**Tasks to carry out:**
1) Answer these questions from the lead acid battery excerpt, one line each:
(a) Which materials serve as the anode and the cathode?
(b) How are sealed batteries made safer?
(c) How much antimony is generally added to harden the lead?
2) Pick up the lead acid battery excerpt after its last sentence and carry it on.

**Selected excerpt:**
- - - - - - -
Service Life: Several years

Chemistry

The lead acid battery uses lead as the anode and lead dioxide as the cathode, with an acid electrolyte.

The following half-cell reactions take place inside the cell during discharge:

At the anode: Pb + HSO4 → PbSO4 + H+ + 2e

At the cathode: PbO2 + 3H+ + HSO4 + 2e → PbSO4 + 2H2O

Overall: Pb + PbO2 +2H2SO4 → 2PbSO4 + 2H2O

During the charging process, the reactions at each electrode are reversed; the anode becomes the cathode and the cathode becomes the anode.

Gassing

During charging, given the high voltage, water is dissociated at the two electrodes, and gaseous hydrogen and oxygen products are readily formed leading to the loss of the electrolyte and a potentially explosive situation. Sealed batteries are made safer by allowing the gases to recombine within the cell.

Sulphation

Under certain circumstances the lead sulphate products at both the electrodes achieve an irreversible state, making the recharging process very difficult.

Construction


Lead

Pure lead is too soft to use as a grid material so in general the lead is hardened by the addition of 4 – 6% antimony. However, during the operation of the battery the antinomy dissolves and migrates to the anode where it alters the cell voltage. This means that the water consumption in the cell increases and frequent maintenance is necessary. There are two possible solutions to this problem:

(1) Using below 4% the battery water consumption is reduced, however it is then necessary to add small amounts of other elements such as sulphur, copper, arsenic and selenium. These act as grain refiners, decreasing the grain size of the lead and thereby increasing its hardness and strength.
- - - - - - -
**Provided records:**
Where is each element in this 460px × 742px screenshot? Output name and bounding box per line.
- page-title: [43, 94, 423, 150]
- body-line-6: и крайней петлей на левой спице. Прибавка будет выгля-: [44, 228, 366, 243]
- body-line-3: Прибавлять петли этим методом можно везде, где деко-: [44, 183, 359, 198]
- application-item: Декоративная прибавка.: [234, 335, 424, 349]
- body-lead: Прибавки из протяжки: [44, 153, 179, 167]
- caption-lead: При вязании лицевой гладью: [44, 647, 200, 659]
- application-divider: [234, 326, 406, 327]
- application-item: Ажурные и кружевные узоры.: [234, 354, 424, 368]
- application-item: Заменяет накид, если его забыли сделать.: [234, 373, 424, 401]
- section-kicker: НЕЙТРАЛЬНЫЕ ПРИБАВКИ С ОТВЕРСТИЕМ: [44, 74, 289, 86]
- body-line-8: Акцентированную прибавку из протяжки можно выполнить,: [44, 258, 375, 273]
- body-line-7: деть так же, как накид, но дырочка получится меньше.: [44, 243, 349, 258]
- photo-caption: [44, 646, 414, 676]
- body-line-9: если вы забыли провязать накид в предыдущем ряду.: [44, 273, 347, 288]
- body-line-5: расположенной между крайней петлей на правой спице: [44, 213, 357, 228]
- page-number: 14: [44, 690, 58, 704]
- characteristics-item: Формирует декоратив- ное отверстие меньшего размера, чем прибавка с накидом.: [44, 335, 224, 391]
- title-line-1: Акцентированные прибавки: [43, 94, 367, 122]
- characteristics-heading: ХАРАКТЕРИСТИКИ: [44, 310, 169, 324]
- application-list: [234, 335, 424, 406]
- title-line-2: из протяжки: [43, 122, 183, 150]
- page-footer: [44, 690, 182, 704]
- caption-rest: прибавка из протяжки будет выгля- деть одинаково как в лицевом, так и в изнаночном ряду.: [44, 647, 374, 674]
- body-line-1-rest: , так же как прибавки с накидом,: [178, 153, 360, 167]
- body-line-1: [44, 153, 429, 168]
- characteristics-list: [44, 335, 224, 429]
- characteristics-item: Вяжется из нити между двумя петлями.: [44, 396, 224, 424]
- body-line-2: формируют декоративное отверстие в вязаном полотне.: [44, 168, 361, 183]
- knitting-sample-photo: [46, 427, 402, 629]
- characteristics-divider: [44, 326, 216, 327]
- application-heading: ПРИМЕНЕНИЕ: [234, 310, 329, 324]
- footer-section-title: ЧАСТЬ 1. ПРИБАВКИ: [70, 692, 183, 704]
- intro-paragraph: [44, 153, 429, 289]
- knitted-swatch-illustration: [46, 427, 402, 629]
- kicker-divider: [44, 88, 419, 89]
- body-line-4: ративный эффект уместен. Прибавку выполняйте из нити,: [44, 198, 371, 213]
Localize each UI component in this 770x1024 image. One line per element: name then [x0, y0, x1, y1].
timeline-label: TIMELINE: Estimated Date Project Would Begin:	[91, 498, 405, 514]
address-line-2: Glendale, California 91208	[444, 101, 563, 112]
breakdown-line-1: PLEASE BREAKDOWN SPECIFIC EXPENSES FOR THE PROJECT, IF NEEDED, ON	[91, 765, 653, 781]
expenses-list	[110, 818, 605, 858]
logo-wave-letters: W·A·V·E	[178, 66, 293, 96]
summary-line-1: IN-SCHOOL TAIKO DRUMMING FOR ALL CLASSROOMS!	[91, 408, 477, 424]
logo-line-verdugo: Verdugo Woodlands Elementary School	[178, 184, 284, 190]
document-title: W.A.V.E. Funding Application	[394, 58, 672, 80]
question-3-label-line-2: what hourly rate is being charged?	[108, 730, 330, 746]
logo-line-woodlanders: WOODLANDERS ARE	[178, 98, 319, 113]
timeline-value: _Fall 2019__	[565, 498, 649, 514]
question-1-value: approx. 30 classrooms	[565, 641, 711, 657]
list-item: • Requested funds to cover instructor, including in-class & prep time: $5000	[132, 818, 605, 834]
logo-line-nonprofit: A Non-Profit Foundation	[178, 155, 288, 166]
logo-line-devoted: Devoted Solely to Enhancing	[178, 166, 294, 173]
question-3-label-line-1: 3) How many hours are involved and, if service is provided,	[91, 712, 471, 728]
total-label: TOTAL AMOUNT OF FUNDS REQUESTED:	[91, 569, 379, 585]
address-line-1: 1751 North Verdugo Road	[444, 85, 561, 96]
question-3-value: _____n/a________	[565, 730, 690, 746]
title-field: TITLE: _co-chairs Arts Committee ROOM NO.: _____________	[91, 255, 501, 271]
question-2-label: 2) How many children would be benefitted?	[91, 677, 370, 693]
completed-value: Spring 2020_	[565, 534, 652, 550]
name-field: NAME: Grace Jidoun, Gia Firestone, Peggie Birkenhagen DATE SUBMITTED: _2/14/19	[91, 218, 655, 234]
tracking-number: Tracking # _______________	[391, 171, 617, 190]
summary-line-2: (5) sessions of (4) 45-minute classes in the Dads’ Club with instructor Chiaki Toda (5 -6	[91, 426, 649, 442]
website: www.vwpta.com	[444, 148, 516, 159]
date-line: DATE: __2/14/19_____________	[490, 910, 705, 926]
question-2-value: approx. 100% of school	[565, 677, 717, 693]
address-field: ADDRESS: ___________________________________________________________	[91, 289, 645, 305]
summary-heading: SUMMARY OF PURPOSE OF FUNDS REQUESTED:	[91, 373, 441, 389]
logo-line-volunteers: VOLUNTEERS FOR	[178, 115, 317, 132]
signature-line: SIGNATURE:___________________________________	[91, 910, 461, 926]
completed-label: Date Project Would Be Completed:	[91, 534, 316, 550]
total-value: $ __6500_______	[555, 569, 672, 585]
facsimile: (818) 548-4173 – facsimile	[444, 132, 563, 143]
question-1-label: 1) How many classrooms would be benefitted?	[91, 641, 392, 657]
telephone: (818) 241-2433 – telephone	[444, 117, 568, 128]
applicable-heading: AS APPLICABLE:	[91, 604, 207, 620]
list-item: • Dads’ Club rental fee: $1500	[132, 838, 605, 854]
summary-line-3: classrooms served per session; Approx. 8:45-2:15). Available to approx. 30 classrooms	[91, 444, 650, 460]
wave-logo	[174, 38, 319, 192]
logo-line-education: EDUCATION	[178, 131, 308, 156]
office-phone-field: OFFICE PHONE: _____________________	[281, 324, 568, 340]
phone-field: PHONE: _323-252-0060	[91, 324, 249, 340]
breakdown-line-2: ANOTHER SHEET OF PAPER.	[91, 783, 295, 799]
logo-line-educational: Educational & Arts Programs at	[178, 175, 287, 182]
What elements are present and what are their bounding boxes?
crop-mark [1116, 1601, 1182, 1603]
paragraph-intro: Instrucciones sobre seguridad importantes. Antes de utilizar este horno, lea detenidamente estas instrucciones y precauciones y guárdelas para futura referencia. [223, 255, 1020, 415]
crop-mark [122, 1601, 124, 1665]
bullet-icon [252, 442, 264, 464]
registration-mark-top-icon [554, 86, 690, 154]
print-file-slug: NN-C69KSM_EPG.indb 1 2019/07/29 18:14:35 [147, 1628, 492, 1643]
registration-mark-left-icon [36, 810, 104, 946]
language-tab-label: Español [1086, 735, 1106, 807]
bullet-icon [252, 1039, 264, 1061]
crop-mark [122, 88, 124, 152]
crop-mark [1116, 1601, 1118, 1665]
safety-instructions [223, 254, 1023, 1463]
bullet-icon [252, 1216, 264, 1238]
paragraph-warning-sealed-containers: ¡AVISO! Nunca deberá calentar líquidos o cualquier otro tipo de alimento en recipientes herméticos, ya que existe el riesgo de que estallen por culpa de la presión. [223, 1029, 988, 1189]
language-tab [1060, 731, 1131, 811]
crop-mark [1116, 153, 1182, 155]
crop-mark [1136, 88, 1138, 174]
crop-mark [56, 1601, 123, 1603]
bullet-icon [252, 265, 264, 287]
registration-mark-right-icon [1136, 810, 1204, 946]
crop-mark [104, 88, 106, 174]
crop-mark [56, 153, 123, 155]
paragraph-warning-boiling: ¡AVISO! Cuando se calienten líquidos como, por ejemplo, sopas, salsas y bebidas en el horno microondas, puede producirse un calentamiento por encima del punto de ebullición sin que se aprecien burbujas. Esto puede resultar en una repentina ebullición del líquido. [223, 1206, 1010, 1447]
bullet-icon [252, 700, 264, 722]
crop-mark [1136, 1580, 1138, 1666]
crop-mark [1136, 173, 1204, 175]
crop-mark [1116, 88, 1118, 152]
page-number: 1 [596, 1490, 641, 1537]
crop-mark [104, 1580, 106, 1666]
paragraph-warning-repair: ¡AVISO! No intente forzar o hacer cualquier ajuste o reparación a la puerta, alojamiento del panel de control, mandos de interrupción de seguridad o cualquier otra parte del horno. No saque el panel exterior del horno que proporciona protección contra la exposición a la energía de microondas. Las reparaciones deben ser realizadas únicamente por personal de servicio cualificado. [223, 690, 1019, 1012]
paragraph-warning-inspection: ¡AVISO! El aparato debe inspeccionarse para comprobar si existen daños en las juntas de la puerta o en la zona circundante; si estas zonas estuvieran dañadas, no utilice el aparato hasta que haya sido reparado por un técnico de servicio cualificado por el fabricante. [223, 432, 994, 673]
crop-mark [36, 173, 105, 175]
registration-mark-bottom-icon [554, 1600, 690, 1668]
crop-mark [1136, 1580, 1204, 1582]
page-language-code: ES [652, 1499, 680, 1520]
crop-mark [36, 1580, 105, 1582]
- - - - - - -
**Responses per task:**
1)
(a) Lead is the anode and lead dioxide is the cathode.
(b) They let the gases recombine within the cell.
(c) Between 4 and 6% antimony is added.

2)
(2) Alkaline earth metals such as calcium can be used to stiffen the lead. This is often used for telephone applications, and for no maintenance automotive batteries, since a more stable battery is required. A typical alloy would be 0.03 – 0.10% calcium and 0.5 – 1.0% tin (to enhance mechanical and corrosion properties).

The function of the grid is to hold the active material and to conduct electricity between the active material and the battery terminals. The design is a simple grid framework with a “tab” or “lug” for connection to the terminal post.

“Book mold” casting is the most common method of production for the grid. Permanent steel molds are made from blocks by machining. The molds are closed and filled with sufficient molten lead to fill the mold, leaving some excess to form a sprue, which is then removed by cutting or stamping. Grids can also be formed by mechanical working, either by cutting deep grooves into a sheet of steel, or by rolling up crimped strips and inserting them into holes in a cast plate, see Introduction to Deformation Processes TLP.

Lead Oxide

The lead can be oxidised by two processes: The Barton pot and the ball mill.

  • Barton pot: A fine stream of molten lead is inserted into a heated vessel. Each droplet reacts with the air to form an oxide layer, giving 70 – 85% lead oxide.

  • Ball milling: Pieces of lead are put into a rotary mechanical mill, forming fine lead flakes, which are then oxidised in air and removed. This also gives 75 – 80% lead oxide.

Red lead (Pb3O4) can also be added to the PbO formed by these methods, as it is more conductive. This is produced from PbO by roasting in a flow of air. This process would also increase the percentage of lead oxide in the material.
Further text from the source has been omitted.